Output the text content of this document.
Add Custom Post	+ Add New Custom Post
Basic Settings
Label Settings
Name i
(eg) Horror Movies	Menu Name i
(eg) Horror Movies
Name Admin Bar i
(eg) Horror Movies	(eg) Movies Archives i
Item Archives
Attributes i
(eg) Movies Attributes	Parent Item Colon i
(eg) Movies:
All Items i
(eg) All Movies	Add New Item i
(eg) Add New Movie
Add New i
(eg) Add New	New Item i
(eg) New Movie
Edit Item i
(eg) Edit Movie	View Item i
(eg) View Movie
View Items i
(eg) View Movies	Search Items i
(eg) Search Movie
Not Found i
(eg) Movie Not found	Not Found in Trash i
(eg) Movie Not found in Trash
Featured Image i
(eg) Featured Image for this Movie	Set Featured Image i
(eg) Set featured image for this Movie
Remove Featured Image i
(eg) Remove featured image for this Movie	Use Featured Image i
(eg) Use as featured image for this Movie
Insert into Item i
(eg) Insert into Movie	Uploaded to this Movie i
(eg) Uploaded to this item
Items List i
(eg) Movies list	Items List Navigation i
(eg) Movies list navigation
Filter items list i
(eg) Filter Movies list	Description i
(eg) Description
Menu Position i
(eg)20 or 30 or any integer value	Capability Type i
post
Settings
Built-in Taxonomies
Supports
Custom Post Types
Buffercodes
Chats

* * *

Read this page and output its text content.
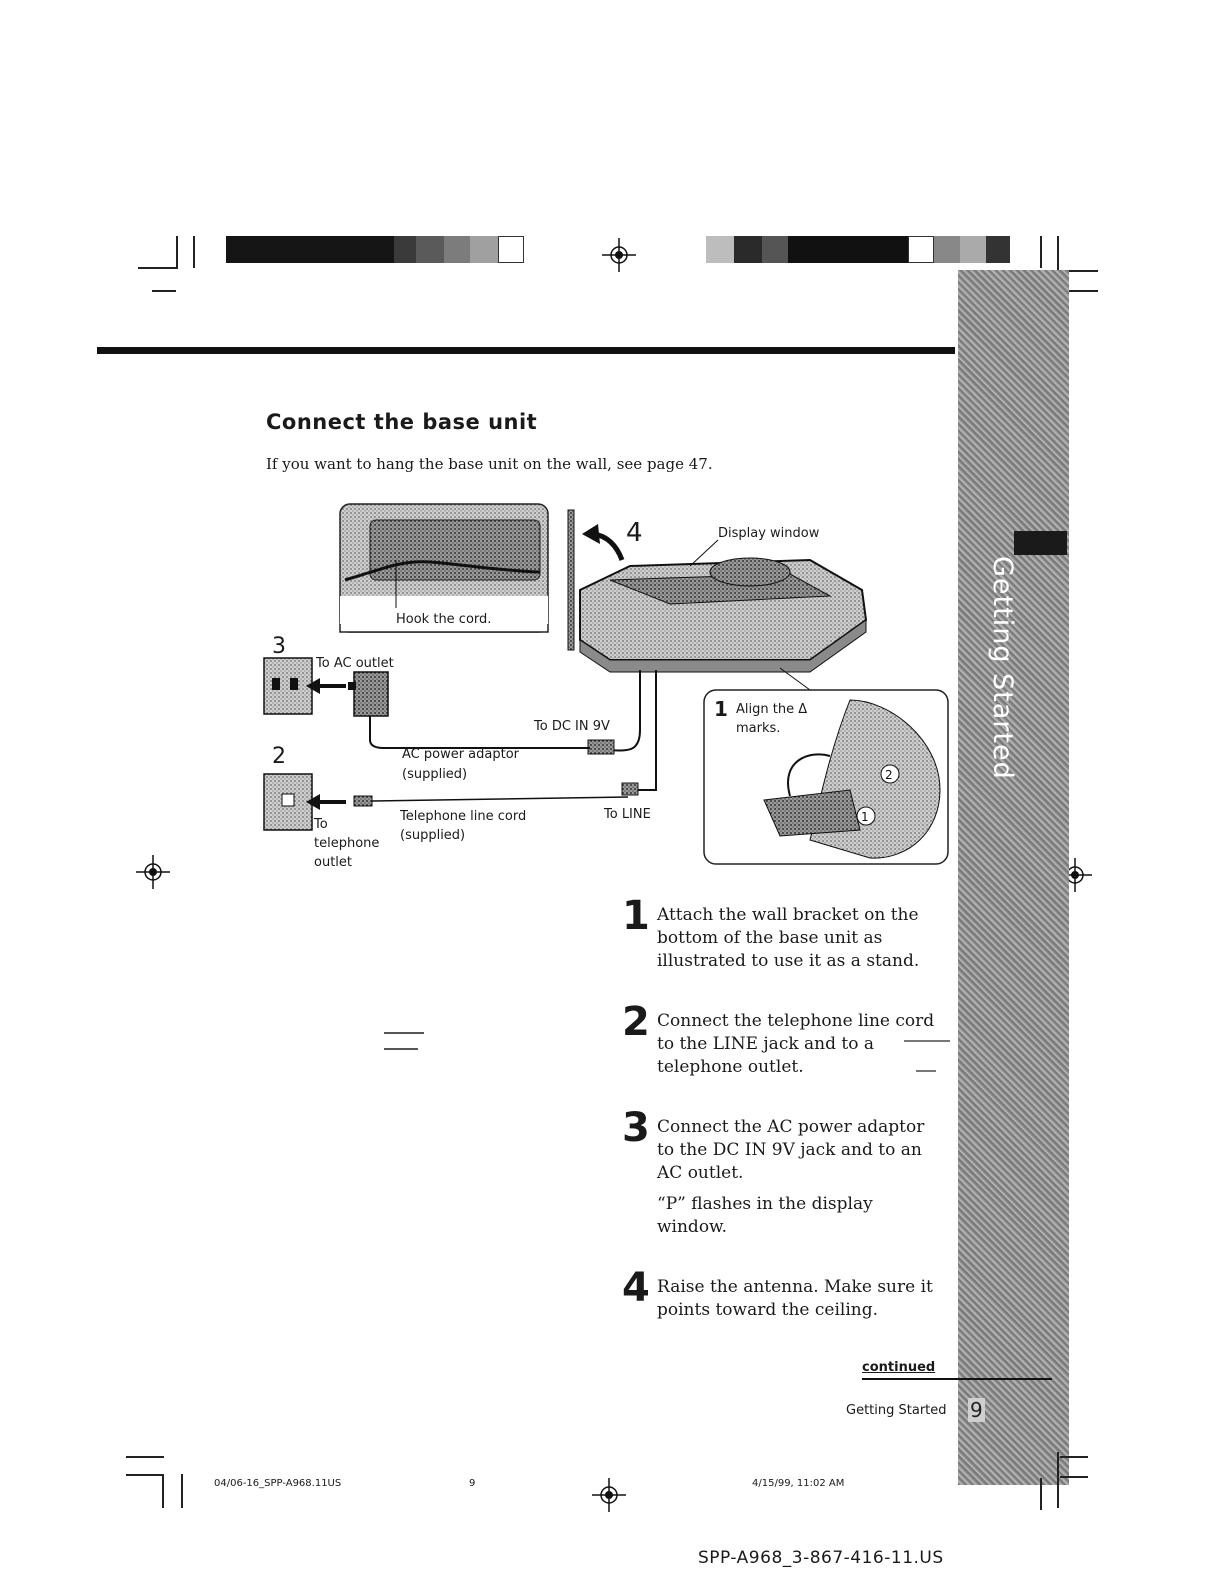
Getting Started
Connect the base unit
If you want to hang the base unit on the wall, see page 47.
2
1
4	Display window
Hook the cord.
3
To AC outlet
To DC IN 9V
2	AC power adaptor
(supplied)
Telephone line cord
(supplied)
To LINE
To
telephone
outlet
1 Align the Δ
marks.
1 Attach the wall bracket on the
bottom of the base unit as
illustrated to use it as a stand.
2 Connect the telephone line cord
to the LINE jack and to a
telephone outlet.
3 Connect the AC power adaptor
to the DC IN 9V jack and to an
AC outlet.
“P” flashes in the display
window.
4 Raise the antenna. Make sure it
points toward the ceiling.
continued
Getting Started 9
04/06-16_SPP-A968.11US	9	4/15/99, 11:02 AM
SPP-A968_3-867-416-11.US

---

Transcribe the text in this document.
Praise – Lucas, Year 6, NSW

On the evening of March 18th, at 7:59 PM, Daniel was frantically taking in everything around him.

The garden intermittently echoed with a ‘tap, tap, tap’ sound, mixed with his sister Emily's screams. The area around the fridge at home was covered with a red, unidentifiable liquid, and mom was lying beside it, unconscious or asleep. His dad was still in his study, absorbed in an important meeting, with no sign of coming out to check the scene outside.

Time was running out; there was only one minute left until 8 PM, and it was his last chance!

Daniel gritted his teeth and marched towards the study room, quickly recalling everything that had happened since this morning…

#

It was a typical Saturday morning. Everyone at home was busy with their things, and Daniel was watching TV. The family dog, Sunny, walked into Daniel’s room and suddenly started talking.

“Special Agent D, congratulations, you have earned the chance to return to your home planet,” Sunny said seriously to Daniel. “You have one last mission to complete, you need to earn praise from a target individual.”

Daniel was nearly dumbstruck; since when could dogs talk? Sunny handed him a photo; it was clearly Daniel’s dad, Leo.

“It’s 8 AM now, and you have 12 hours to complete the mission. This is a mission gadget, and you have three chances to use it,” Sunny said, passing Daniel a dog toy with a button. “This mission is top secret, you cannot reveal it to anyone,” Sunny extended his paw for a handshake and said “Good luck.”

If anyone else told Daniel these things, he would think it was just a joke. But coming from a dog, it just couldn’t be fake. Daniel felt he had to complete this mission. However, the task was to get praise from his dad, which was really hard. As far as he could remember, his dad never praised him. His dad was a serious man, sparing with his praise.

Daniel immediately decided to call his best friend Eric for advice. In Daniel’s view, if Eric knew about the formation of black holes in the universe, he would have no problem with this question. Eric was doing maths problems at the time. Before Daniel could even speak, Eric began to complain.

- _Task details_:
The answer is a single number: how many lines include the word "mission"?

- _Answer_:
3